- Records from a dataset:
<<<<
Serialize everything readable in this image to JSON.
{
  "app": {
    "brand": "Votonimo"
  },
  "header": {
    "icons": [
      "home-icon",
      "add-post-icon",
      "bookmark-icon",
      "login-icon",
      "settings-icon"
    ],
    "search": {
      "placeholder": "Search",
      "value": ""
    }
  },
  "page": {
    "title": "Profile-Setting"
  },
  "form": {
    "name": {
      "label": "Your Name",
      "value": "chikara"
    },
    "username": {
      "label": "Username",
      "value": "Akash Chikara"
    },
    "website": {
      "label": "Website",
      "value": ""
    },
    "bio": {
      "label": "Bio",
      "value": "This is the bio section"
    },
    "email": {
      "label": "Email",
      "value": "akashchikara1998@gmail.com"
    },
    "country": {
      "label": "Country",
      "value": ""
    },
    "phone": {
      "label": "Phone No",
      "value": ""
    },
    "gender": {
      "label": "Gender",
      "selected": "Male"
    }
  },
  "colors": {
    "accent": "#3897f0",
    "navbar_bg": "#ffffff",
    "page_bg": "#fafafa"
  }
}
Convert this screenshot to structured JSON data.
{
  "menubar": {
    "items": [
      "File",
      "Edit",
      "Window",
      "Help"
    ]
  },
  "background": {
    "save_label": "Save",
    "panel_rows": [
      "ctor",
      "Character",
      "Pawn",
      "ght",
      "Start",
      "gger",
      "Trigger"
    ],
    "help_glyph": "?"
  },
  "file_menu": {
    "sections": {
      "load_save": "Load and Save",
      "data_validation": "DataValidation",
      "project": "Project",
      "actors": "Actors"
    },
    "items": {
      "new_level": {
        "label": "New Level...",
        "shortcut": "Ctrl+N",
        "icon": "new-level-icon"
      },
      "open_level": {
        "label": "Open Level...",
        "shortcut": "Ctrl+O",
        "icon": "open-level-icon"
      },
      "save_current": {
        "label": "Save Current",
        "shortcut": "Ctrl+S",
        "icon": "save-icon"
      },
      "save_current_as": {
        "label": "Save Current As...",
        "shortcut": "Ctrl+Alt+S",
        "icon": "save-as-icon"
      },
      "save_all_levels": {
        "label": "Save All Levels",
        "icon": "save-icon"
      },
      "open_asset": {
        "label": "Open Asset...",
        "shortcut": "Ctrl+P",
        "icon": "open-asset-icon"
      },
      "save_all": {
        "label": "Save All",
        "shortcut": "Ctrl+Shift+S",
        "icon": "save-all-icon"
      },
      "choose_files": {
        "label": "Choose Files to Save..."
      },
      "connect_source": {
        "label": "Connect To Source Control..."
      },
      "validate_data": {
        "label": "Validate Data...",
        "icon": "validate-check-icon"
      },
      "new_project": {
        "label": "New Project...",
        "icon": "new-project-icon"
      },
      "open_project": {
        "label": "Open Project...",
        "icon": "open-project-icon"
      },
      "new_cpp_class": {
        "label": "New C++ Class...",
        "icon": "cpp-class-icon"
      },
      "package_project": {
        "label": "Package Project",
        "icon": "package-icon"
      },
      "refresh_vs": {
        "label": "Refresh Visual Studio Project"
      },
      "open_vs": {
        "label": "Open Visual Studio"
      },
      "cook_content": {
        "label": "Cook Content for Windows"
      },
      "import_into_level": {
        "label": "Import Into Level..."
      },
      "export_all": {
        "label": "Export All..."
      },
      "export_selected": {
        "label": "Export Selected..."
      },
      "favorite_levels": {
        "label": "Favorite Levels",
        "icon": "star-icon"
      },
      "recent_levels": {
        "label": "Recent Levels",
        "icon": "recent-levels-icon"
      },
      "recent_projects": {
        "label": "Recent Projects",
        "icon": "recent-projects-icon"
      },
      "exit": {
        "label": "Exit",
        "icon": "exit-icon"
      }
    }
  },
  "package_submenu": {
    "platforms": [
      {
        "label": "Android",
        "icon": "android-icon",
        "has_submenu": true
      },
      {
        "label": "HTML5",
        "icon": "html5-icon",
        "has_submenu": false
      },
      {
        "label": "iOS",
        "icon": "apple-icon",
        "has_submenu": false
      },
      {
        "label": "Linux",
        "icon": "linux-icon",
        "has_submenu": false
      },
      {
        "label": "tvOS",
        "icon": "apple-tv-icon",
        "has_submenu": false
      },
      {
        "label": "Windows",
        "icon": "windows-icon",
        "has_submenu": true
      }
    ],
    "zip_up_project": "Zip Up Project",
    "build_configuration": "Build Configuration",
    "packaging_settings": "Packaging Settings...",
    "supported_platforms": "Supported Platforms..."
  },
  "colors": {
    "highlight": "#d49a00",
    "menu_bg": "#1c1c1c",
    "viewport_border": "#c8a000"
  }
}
>>>>
- DIRECTIVE: Take the lines above and retype all of them exactly.

- TASK OUTPUT:
Serialize everything readable in this image to JSON.
{
  "app": {
    "brand": "Votonimo"
  },
  "header": {
    "icons": [
      "home-icon",
      "add-post-icon",
      "bookmark-icon",
      "login-icon",
      "settings-icon"
    ],
    "search": {
      "placeholder": "Search",
      "value": ""
    }
  },
  "page": {
    "title": "Profile-Setting"
  },
  "form": {
    "name": {
      "label": "Your Name",
      "value": "chikara"
    },
    "username": {
      "label": "Username",
      "value": "Akash Chikara"
    },
    "website": {
      "label": "Website",
      "value": ""
    },
    "bio": {
      "label": "Bio",
      "value": "This is the bio section"
    },
    "email": {
      "label": "Email",
      "value": "akashchikara1998@gmail.com"
    },
    "country": {
      "label": "Country",
      "value": ""
    },
    "phone": {
      "label": "Phone No",
      "value": ""
    },
    "gender": {
      "label": "Gender",
      "selected": "Male"
    }
  },
  "colors": {
    "accent": "#3897f0",
    "navbar_bg": "#ffffff",
    "page_bg": "#fafafa"
  }
}
Convert this screenshot to structured JSON data.
{
  "menubar": {
    "items": [
      "File",
      "Edit",
      "Window",
      "Help"
    ]
  },
  "background": {
    "save_label": "Save",
    "panel_rows": [
      "ctor",
      "Character",
      "Pawn",
      "ght",
      "Start",
      "gger",
      "Trigger"
    ],
    "help_glyph": "?"
  },
  "file_menu": {
    "sections": {
      "load_save": "Load and Save",
      "data_validation": "DataValidation",
      "project": "Project",
      "actors": "Actors"
    },
    "items": {
      "new_level": {
        "label": "New Level...",
        "shortcut": "Ctrl+N",
        "icon": "new-level-icon"
      },
      "open_level": {
        "label": "Open Level...",
        "shortcut": "Ctrl+O",
        "icon": "open-level-icon"
      },
      "save_current": {
        "label": "Save Current",
        "shortcut": "Ctrl+S",
        "icon": "save-icon"
      },
      "save_current_as": {
        "label": "Save Current As...",
        "shortcut": "Ctrl+Alt+S",
        "icon": "save-as-icon"
      },
      "save_all_levels": {
        "label": "Save All Levels",
        "icon": "save-icon"
      },
      "open_asset": {
        "label": "Open Asset...",
        "shortcut": "Ctrl+P",
        "icon": "open-asset-icon"
      },
      "save_all": {
        "label": "Save All",
        "shortcut": "Ctrl+Shift+S",
        "icon": "save-all-icon"
      },
      "choose_files": {
        "label": "Choose Files to Save..."
      },
      "connect_source": {
        "label": "Connect To Source Control..."
      },
      "validate_data": {
        "label": "Validate Data...",
        "icon": "validate-check-icon"
      },
      "new_project": {
        "label": "New Project...",
        "icon": "new-project-icon"
      },
      "open_project": {
        "label": "Open Project...",
        "icon": "open-project-icon"
      },
      "new_cpp_class": {
        "label": "New C++ Class...",
        "icon": "cpp-class-icon"
      },
      "package_project": {
        "label": "Package Project",
        "icon": "package-icon"
      },
      "refresh_vs": {
        "label": "Refresh Visual Studio Project"
      },
      "open_vs": {
        "label": "Open Visual Studio"
      },
      "cook_content": {
        "label": "Cook Content for Windows"
      },
      "import_into_level": {
        "label": "Import Into Level..."
      },
      "export_all": {
        "label": "Export All..."
      },
      "export_selected": {
        "label": "Export Selected..."
      },
      "favorite_levels": {
        "label": "Favorite Levels",
        "icon": "star-icon"
      },
      "recent_levels": {
        "label": "Recent Levels",
        "icon": "recent-levels-icon"
      },
      "recent_projects": {
        "label": "Recent Projects",
        "icon": "recent-projects-icon"
      },
      "exit": {
        "label": "Exit",
        "icon": "exit-icon"
      }
    }
  },
  "package_submenu": {
    "platforms": [
      {
        "label": "Android",
        "icon": "android-icon",
        "has_submenu": true
      },
      {
        "label": "HTML5",
        "icon": "html5-icon",
        "has_submenu": false
      },
      {
        "label": "iOS",
        "icon": "apple-icon",
        "has_submenu": false
      },
      {
        "label": "Linux",
        "icon": "linux-icon",
        "has_submenu": false
      },
      {
        "label": "tvOS",
        "icon": "apple-tv-icon",
        "has_submenu": false
      },
      {
        "label": "Windows",
        "icon": "windows-icon",
        "has_submenu": true
      }
    ],
    "zip_up_project": "Zip Up Project",
    "build_configuration": "Build Configuration",
    "packaging_settings": "Packaging Settings...",
    "supported_platforms": "Supported Platforms..."
  },
  "colors": {
    "highlight": "#d49a00",
    "menu_bg": "#1c1c1c",
    "viewport_border": "#c8a000"
  }
}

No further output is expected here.